TASK GOAL
Within the records below, find each line that holds the string "color", then copy it.

##### INPUT MATERIAL #####

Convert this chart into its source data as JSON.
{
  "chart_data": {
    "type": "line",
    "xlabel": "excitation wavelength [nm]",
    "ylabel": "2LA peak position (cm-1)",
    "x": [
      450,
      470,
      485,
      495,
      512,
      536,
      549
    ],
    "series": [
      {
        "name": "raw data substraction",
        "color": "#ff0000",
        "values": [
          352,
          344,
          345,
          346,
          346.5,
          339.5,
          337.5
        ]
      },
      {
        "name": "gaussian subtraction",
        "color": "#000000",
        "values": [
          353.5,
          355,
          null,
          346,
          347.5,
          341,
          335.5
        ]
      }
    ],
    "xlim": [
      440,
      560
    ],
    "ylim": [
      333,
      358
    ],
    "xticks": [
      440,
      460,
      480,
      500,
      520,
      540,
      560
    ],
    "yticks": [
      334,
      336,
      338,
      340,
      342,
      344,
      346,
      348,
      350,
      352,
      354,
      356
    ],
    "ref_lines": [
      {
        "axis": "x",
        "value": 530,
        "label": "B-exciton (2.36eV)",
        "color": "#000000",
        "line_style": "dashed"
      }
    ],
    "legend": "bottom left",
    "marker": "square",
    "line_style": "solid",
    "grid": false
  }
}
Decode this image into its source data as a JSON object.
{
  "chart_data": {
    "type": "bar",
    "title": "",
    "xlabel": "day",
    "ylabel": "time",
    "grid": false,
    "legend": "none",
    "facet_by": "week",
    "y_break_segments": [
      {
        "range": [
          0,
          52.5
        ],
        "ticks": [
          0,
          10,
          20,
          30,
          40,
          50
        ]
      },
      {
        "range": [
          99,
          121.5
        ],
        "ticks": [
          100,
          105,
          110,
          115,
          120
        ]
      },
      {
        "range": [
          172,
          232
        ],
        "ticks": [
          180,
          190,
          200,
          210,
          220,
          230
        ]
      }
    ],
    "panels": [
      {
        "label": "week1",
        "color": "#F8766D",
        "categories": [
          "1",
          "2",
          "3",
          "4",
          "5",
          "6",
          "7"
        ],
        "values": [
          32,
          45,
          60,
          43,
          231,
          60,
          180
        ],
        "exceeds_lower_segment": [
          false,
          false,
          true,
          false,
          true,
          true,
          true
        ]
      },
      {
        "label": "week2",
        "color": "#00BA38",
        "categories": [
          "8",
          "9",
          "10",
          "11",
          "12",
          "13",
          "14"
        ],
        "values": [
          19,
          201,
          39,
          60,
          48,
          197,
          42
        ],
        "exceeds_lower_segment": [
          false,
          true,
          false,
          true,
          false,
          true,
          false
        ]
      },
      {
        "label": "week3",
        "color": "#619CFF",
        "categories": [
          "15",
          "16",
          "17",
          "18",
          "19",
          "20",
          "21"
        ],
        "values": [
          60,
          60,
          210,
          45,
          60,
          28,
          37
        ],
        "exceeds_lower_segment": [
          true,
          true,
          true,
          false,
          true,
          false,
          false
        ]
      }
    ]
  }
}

#####

TASK OUTPUT
        "color": "#ff0000",
        "color": "#000000",
        "color": "#000000",
        "color": "#F8766D",
        "color": "#00BA38",
        "color": "#619CFF",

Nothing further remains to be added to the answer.